EXERCISE:
Count the lines in the entries below that include the word "Checklist". Give nothing but the number.

GIVEN RECORDS:
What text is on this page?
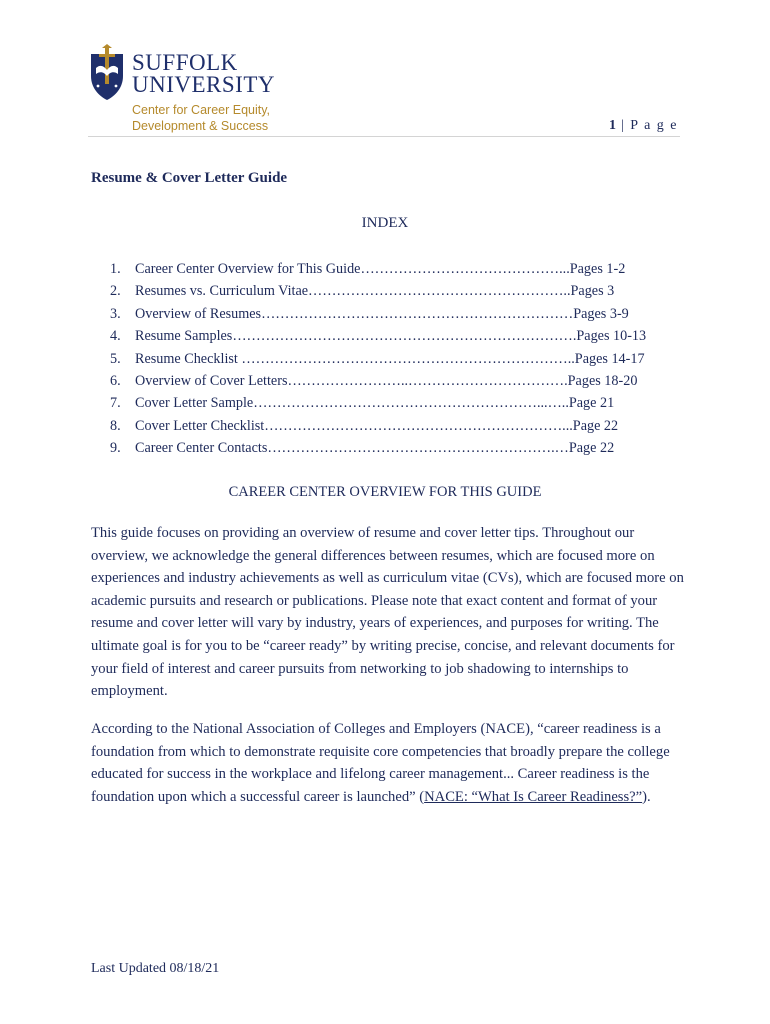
SUFFOLK
UNIVERSITY
Center for Career Equity,
Development & Success	1 | P a g e
Resume & Cover Letter Guide
INDEX
1. Career Center Overview for This Guide……………………………………...Pages 1-2
2. Resumes vs. Curriculum Vitae………………………………………………..Pages 3
3. Overview of Resumes…………………………………………………………Pages 3-9
4. Resume Samples……………………………………………………………….Pages 10-13
5. Resume Checklist ……………………………………………………………..Pages 14-17
6. Overview of Cover Letters……………………..…………………………….Pages 18-20
7. Cover Letter Sample……………………………………………………...…..Page 21
8. Cover Letter Checklist………………………………………………………...Page 22
9. Career Center Contacts…………………………………………………….…Page 22
CAREER CENTER OVERVIEW FOR THIS GUIDE

This guide focuses on providing an overview of resume and cover letter tips. Throughout our overview, we acknowledge the general differences between resumes, which are focused more on experiences and industry achievements as well as curriculum vitae (CVs), which are focused more on academic pursuits and research or publications. Please note that exact content and format of your resume and cover letter will vary by industry, years of experiences, and purposes for writing. The ultimate goal is for you to be “career ready” by writing precise, concise, and relevant documents for your field of interest and career pursuits from networking to job shadowing to internships to employment.

According to the National Association of Colleges and Employers (NACE), “career readiness is a foundation from which to demonstrate requisite core competencies that broadly prepare the college educated for success in the workplace and lifelong career management... Career readiness is the foundation upon which a successful career is launched” (NACE: “What Is Career Readiness?”).

Last Updated 08/18/21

TASK RESULT:
2